◆ **Consigne a**:
Mets à jour les lignes de la liste, depuis la première jusqu'à celle contenant "- resize-handle[interactable]: [831, 319, 842, 330]" incluse, en remplaçant "status-icons" par "status-indicators" sans rien modifier d'autre. Redonne uniquement ces lignes.

◆ **Extrait du texte**:
Merci d’avoir ouvert un œil. Ça se passe comme ça dans le secteur de l’hôtellerie depuis des années. Quand je vois des hôtels 5* se lancer dans des promotions folles et faire du all inclusive, ça me fait mal. Surtout quand ces offres sont distribuées sur des sites web de déstockage (vous voulez des noms ?) et que n’importe qui peut acheter n’importe quoi en trois clics. J’évoquais ce douloureux problème la semaine dernière.  

On est tous en train de crever, et personne n’y peut rien. Et chaque prestataire qui faille entraîne dans sa chute ses clients et fournisseurs. Dans un monde où tout le monde travaille avec tout le monde, la mort de quelqu’un te rapproche inexorablement de la tienne. Tu sens le souffle rauque de la faucheuse sur ta nuque ? Méfie-toi, elle se rapproche.

◆ **Consigne b**:
Selon l'extrait sur l'hôtellerie, pourquoi la chute d'un prestataire menace-t-elle aussi les autres ?

◆ **Liste des lignes**:
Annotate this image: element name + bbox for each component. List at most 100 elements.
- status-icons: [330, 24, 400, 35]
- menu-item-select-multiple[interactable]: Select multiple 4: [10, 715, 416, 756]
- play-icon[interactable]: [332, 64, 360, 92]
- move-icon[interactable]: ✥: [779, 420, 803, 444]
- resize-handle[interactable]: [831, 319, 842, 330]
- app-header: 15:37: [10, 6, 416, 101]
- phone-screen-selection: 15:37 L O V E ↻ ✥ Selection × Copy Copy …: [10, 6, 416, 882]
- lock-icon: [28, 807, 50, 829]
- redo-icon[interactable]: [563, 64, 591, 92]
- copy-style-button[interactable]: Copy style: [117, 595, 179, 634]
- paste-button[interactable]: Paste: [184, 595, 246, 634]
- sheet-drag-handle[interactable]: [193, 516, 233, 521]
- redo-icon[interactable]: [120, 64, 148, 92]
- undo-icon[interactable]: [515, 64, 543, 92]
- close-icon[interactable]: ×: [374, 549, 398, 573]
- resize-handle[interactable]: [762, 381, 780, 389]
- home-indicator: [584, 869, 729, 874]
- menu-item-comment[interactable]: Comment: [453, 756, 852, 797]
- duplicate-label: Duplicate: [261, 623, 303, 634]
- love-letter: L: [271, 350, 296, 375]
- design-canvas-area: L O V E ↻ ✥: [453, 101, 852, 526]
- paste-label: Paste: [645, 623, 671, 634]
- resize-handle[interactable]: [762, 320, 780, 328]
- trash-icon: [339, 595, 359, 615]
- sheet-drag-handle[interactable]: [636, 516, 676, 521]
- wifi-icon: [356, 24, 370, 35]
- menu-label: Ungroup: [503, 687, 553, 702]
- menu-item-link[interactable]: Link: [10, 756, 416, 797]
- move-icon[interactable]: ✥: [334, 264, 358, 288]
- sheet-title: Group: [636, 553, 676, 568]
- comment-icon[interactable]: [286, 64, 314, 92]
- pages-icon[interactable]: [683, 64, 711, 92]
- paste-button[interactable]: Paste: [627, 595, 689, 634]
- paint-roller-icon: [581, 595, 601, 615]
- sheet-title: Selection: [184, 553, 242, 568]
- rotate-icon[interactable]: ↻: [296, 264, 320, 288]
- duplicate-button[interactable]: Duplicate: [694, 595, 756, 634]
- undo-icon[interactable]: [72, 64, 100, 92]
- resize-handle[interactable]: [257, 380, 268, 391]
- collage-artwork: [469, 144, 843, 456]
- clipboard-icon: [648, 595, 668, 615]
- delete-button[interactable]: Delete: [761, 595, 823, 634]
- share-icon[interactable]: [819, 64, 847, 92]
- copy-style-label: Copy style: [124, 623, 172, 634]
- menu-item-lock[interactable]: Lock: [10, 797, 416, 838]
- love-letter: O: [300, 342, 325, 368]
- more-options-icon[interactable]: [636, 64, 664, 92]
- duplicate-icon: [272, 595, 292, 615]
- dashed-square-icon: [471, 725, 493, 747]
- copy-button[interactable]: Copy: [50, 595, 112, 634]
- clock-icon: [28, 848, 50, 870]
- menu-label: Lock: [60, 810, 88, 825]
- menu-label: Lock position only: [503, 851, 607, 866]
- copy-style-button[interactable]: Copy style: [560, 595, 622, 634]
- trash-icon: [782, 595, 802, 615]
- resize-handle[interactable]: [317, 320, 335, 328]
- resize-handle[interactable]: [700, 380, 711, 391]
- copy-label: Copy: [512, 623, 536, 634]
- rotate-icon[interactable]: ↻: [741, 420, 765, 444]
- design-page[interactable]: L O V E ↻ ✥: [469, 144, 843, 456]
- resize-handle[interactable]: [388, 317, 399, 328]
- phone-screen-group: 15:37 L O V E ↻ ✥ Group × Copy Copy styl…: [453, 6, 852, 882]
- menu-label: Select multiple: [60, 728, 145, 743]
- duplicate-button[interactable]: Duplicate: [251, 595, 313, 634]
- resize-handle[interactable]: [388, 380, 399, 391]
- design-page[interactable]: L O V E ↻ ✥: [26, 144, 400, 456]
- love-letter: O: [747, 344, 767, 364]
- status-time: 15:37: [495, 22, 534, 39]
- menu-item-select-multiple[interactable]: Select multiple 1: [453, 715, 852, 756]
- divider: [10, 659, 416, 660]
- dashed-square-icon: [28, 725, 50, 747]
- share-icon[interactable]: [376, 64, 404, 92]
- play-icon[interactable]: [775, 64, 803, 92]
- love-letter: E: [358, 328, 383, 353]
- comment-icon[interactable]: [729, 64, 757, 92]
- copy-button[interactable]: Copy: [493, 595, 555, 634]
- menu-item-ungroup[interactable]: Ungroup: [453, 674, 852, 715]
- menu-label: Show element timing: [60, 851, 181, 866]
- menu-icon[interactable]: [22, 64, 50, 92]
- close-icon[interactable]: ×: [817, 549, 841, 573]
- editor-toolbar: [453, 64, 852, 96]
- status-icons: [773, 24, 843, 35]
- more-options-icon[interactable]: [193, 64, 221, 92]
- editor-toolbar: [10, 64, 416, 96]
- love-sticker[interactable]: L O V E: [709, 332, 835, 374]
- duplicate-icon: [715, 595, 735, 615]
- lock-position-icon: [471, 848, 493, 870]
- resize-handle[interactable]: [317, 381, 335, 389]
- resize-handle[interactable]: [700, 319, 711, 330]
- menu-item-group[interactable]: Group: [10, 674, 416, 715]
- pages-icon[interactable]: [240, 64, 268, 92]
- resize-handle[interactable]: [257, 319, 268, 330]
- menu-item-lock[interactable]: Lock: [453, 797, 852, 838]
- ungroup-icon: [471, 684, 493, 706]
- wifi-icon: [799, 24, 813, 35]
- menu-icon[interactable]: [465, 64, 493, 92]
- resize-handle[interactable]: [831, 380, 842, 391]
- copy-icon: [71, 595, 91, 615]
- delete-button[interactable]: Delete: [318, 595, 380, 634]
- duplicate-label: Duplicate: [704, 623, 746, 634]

◆ **Solution a**:
Annotate this image: element name + bbox for each component. List at most 100 elements.
- status-indicators: [330, 24, 400, 35]
- menu-item-select-multiple[interactable]: Select multiple 4: [10, 715, 416, 756]
- play-icon[interactable]: [332, 64, 360, 92]
- move-icon[interactable]: ✥: [779, 420, 803, 444]
- resize-handle[interactable]: [831, 319, 842, 330]

◆ **Solution b**:
Chaque prestataire qui fait faillite entraîne dans sa chute ses clients et ses fournisseurs. Dans un monde où tout le monde travaille avec tout le monde, la mort de l'un rapproche donc inexorablement celle des autres.